━━━━━ Task data ━━━━━
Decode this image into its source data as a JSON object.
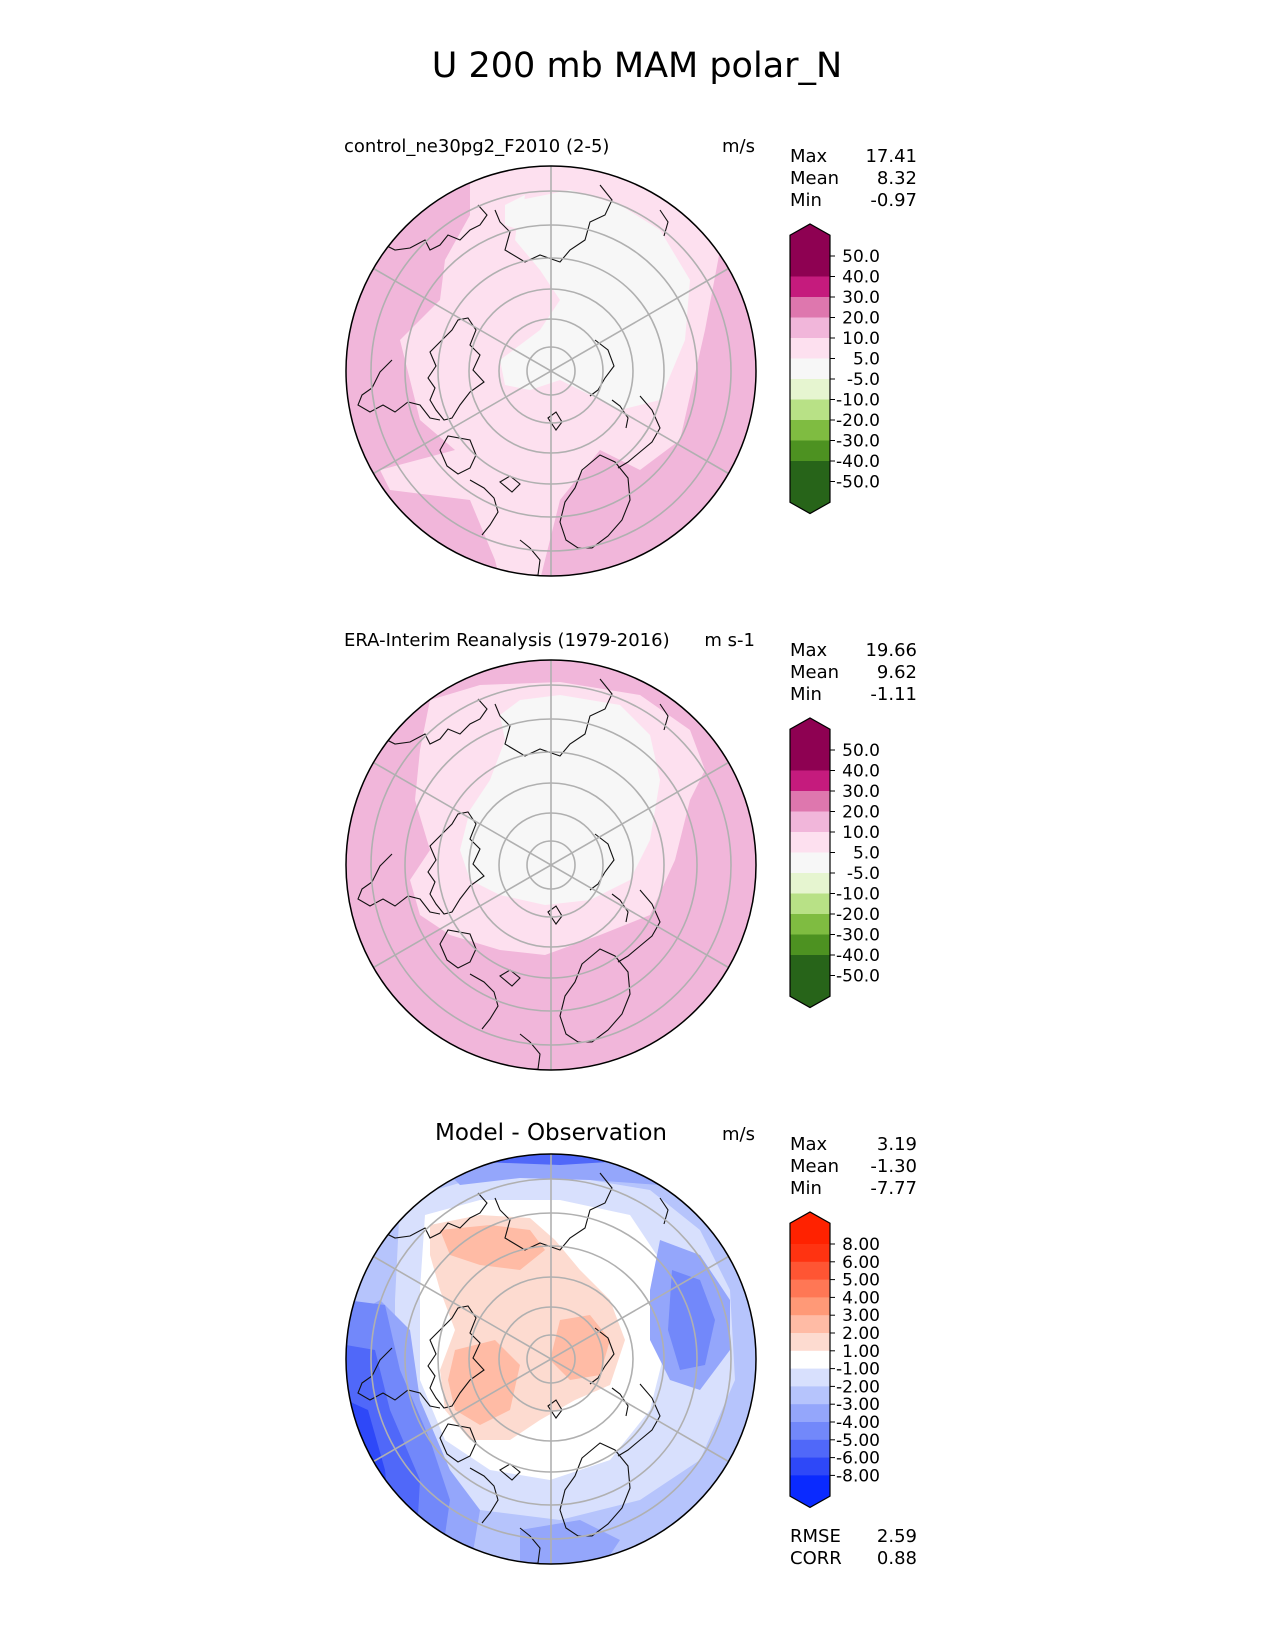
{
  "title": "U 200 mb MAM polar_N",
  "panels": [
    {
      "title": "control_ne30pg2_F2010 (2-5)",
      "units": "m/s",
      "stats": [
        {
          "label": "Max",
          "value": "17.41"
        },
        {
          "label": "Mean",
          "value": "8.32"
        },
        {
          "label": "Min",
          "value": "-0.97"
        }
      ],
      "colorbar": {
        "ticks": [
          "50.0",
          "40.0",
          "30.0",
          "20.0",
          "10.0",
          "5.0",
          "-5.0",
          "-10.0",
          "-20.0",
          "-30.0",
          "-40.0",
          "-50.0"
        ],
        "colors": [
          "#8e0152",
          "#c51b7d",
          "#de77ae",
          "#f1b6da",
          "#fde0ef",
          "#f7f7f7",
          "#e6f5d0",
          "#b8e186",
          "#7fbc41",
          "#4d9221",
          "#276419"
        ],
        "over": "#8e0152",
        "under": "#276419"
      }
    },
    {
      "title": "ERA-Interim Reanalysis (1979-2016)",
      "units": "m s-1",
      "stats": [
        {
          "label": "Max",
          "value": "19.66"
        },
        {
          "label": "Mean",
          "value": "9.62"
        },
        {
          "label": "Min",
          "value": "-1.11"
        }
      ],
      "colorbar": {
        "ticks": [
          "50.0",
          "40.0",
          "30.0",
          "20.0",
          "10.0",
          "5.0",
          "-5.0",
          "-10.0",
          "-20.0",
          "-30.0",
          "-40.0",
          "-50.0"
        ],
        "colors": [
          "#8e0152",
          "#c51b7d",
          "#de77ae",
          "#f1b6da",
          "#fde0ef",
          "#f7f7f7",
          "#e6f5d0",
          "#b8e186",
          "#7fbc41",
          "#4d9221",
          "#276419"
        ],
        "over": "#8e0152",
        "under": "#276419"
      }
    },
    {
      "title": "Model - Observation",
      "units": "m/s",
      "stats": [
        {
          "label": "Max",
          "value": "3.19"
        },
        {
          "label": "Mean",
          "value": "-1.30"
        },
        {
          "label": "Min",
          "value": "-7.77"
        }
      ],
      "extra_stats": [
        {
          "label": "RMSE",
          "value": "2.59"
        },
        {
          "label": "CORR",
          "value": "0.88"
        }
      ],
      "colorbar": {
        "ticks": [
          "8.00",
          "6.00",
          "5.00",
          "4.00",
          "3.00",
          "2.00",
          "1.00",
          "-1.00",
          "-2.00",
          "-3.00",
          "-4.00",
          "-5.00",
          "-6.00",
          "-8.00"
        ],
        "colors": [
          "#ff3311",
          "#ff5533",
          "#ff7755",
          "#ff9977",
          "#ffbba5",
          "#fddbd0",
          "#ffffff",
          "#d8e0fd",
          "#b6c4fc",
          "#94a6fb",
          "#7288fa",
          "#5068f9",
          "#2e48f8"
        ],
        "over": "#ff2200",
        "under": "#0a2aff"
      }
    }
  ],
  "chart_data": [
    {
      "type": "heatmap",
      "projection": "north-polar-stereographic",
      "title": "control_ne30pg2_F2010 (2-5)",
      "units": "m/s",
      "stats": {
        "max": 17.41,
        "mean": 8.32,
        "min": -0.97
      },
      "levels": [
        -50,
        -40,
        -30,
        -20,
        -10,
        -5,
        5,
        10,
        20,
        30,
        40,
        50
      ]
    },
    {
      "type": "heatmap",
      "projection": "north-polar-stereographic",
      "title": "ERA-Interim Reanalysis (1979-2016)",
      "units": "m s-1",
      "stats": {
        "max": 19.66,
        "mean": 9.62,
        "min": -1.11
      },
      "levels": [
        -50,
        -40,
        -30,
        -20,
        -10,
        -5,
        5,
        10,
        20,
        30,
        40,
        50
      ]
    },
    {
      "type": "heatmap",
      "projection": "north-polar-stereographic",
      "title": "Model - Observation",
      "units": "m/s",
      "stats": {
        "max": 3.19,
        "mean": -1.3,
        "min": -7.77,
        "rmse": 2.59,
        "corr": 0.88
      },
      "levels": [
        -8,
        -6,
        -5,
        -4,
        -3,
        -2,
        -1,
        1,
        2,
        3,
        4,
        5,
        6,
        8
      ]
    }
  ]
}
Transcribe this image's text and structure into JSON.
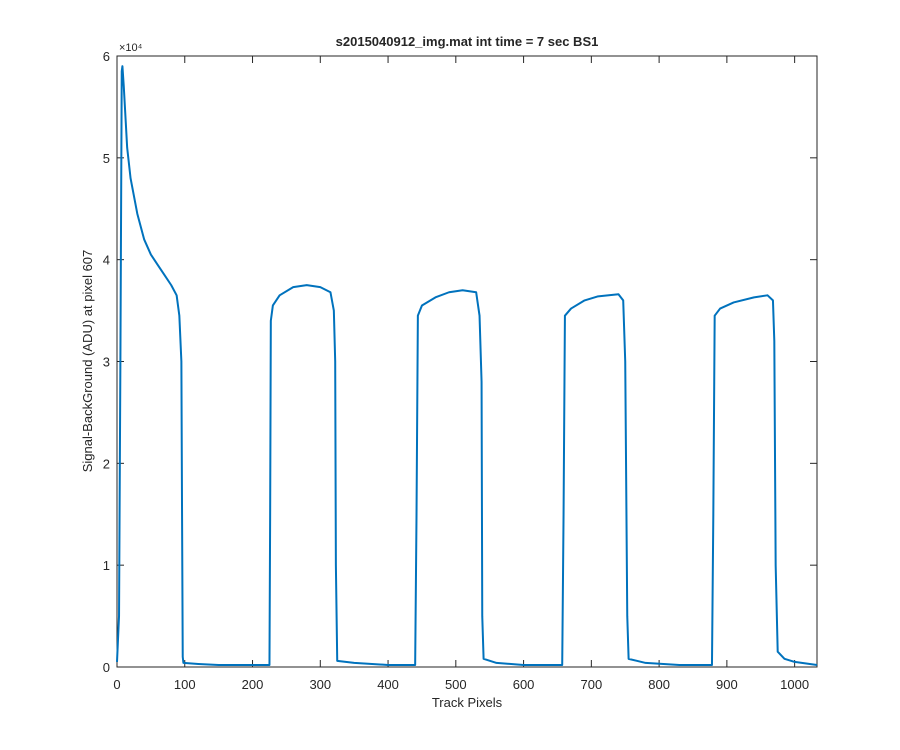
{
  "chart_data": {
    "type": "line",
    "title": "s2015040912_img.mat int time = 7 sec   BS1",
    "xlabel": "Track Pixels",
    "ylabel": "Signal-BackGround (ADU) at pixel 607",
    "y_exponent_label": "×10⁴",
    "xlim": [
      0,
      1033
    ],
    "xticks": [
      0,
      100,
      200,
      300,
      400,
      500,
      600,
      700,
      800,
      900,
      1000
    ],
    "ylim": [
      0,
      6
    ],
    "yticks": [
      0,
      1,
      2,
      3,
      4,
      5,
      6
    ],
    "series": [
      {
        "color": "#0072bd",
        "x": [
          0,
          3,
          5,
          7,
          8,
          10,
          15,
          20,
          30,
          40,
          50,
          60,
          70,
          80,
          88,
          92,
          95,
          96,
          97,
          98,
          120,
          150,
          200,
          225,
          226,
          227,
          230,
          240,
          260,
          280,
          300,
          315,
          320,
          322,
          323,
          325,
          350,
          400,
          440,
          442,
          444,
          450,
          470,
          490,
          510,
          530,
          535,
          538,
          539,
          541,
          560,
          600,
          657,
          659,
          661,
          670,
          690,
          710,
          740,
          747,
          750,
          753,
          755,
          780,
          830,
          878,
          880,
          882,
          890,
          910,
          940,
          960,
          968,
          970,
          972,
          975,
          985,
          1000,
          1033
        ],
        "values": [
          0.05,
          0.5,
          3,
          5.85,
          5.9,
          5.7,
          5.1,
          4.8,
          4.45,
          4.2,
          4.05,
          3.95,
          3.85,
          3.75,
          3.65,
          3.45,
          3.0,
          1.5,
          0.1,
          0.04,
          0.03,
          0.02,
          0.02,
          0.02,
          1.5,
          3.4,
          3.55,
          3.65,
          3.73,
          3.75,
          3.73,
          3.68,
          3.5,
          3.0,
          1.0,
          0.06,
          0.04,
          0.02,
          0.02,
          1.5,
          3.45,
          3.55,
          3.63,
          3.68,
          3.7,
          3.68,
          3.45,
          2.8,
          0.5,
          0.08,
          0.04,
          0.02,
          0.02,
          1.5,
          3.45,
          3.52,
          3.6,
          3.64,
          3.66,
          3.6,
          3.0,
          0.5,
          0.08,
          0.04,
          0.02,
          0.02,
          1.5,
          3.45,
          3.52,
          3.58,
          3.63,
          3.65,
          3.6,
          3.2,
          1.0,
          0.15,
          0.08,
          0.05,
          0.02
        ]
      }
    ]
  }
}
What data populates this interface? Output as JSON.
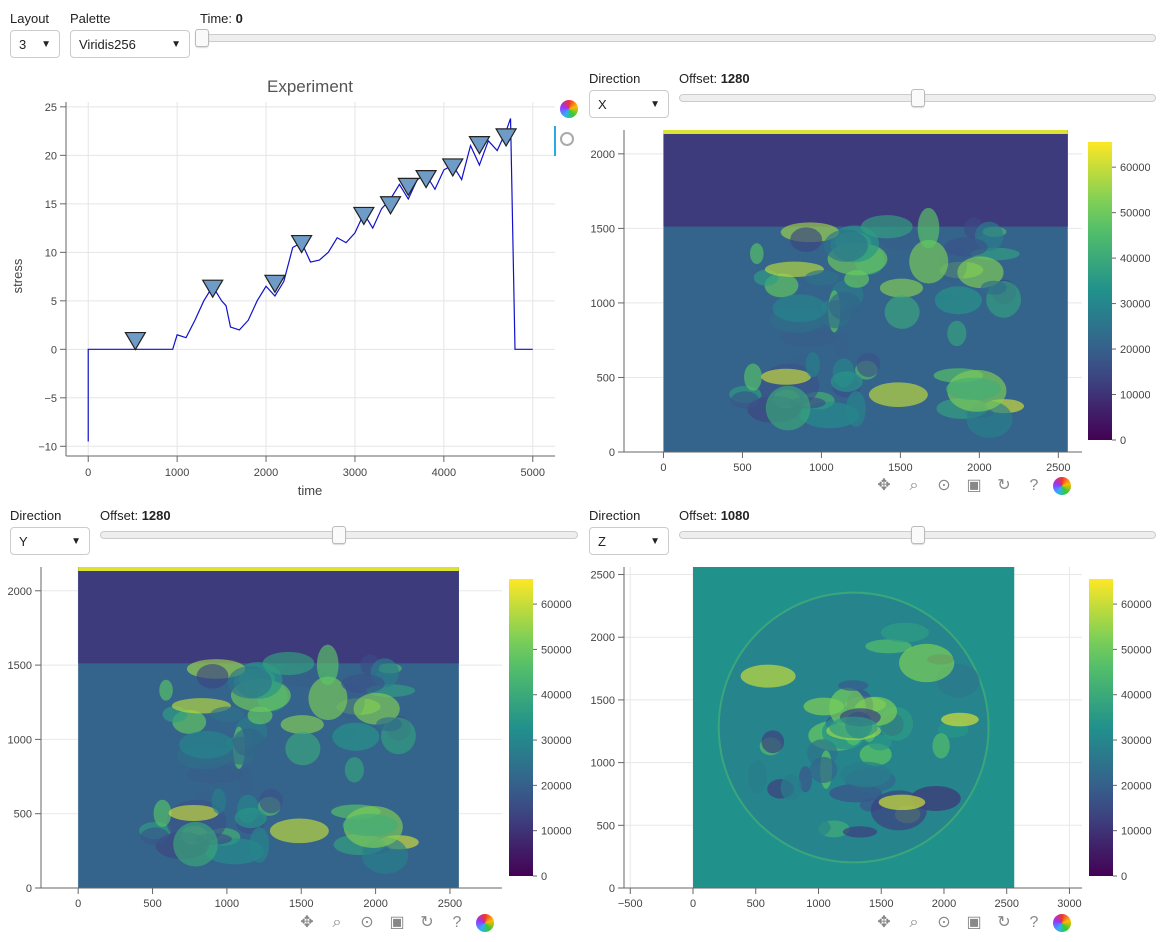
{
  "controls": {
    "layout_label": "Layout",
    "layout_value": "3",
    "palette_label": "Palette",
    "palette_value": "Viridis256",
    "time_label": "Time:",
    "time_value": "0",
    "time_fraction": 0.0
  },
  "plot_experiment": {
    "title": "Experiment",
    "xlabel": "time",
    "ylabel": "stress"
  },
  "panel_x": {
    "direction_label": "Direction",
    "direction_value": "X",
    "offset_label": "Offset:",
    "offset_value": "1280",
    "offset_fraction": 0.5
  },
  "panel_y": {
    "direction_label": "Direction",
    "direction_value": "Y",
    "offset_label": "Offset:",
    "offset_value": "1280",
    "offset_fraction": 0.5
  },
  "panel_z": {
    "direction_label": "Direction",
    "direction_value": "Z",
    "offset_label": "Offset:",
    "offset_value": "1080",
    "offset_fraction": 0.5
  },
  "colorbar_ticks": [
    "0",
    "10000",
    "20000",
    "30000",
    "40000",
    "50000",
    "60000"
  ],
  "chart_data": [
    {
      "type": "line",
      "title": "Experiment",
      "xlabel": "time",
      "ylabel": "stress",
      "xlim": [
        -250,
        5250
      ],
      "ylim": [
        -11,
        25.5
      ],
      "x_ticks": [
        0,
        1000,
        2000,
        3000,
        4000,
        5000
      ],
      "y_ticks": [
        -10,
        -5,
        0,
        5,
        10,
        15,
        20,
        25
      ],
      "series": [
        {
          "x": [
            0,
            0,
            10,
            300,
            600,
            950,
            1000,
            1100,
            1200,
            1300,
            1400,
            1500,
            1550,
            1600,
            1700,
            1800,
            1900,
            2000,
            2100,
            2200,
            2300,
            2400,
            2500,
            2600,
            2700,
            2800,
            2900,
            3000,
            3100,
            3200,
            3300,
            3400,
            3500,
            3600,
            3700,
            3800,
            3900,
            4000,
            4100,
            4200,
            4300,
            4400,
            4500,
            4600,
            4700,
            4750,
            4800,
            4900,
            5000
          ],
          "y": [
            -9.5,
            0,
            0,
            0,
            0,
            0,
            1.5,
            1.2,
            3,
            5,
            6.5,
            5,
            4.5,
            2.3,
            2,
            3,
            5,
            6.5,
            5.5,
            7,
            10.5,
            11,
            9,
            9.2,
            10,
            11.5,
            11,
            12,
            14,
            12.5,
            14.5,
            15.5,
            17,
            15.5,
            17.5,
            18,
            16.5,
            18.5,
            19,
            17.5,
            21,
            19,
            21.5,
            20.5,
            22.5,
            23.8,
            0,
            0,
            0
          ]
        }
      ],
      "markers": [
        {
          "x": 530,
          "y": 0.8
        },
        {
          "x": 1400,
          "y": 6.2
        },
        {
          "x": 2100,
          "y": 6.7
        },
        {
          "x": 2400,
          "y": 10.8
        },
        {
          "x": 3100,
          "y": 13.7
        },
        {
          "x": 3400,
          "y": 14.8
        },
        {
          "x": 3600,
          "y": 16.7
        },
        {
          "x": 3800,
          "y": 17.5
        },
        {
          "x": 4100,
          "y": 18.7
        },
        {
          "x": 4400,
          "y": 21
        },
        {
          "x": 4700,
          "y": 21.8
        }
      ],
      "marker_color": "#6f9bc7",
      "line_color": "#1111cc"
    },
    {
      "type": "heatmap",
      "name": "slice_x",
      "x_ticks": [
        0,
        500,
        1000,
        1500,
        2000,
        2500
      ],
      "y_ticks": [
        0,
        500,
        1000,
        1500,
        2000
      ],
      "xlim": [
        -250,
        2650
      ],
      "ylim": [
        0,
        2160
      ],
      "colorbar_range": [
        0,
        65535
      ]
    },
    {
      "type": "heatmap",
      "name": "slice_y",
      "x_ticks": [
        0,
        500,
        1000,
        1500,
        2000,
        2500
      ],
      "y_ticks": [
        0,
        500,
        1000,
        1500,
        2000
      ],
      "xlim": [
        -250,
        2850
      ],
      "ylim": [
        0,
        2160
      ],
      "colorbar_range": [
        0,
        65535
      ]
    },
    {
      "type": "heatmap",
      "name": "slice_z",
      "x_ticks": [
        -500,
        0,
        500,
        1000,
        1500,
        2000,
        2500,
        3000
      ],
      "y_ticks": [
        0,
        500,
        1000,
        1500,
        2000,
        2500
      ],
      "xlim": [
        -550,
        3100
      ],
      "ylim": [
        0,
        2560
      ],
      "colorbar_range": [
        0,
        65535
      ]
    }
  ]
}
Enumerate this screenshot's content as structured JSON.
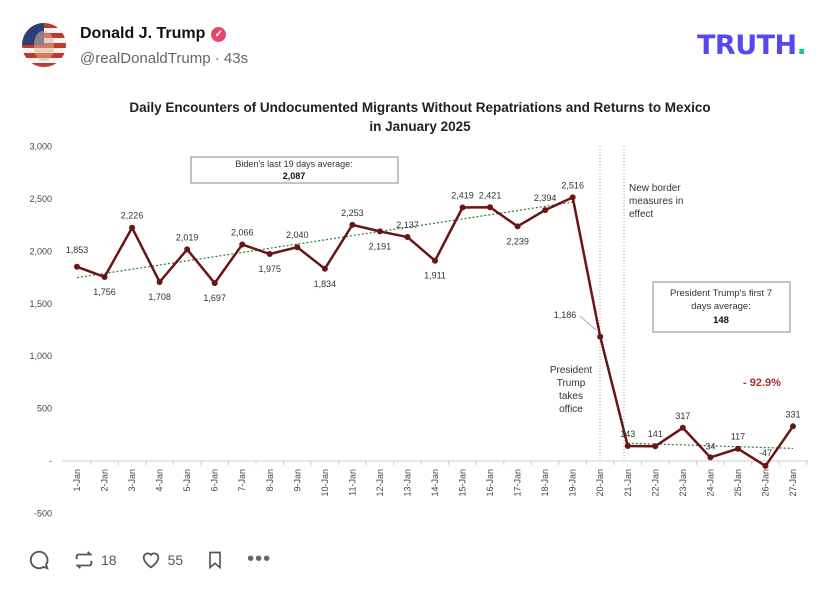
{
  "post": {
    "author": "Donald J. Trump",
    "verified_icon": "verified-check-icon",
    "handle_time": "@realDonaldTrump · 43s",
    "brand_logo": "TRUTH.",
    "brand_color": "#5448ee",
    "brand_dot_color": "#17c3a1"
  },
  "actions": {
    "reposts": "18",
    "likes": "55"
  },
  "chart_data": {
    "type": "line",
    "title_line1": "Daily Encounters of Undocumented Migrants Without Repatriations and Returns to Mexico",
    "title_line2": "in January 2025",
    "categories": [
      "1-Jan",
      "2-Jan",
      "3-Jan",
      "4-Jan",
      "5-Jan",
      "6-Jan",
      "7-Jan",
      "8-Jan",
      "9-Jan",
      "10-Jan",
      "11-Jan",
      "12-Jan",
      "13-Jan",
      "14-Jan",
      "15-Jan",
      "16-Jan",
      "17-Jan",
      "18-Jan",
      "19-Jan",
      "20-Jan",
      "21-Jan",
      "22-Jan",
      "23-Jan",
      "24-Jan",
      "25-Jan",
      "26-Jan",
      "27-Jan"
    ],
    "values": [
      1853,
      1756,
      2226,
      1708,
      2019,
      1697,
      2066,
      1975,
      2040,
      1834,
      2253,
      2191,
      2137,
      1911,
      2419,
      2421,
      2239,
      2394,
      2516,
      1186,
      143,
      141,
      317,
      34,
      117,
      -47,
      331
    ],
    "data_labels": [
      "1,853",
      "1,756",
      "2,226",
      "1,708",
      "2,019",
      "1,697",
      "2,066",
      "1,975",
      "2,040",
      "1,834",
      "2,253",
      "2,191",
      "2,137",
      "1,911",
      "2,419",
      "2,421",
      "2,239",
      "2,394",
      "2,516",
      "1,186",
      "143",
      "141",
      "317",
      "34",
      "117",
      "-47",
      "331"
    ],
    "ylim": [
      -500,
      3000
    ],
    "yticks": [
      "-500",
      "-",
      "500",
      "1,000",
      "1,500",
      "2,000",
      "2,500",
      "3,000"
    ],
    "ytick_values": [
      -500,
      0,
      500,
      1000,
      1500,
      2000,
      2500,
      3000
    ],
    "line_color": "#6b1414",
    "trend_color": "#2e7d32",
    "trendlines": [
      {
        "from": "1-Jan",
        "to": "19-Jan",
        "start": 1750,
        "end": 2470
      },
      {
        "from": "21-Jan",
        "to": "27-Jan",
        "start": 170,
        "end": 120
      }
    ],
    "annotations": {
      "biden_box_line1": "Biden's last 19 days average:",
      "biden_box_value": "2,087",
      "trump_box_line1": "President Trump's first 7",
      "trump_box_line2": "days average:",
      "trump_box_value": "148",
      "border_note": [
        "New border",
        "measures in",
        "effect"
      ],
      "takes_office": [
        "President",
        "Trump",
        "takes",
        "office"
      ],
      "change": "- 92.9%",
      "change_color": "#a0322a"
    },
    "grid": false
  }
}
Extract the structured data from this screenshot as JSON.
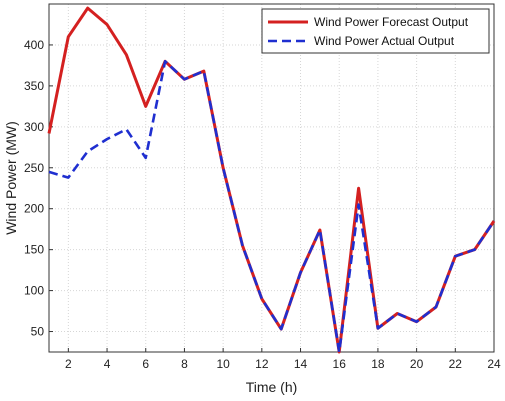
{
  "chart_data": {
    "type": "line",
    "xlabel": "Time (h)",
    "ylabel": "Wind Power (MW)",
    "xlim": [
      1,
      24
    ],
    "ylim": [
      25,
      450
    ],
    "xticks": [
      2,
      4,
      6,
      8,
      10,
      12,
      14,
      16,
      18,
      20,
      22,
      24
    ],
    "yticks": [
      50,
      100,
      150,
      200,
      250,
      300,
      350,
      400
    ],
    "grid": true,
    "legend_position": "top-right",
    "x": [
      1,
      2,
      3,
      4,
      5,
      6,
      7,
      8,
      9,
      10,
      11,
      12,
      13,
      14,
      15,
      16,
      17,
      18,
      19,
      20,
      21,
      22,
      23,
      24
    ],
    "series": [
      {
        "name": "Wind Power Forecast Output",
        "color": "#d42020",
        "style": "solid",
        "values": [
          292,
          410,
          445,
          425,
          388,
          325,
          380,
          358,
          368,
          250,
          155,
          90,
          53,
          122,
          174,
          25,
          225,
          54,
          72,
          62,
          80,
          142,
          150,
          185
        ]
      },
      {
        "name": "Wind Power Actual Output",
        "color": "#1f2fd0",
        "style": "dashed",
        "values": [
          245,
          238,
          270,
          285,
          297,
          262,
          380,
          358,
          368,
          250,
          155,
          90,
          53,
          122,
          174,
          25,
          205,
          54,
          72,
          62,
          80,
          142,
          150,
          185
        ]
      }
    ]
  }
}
━━━━━
§ **Written request**: Search the data for "JSON" and list every line in which it occurs.

§ **Task result**:
Decode this image into its source data as a JSON object.
Transcribe this image's text and structure into JSON.
What data populates this interface? Output as JSON.
Enumerate this screenshot's content as structured JSON.
Extract the structured data from this screenshot as JSON.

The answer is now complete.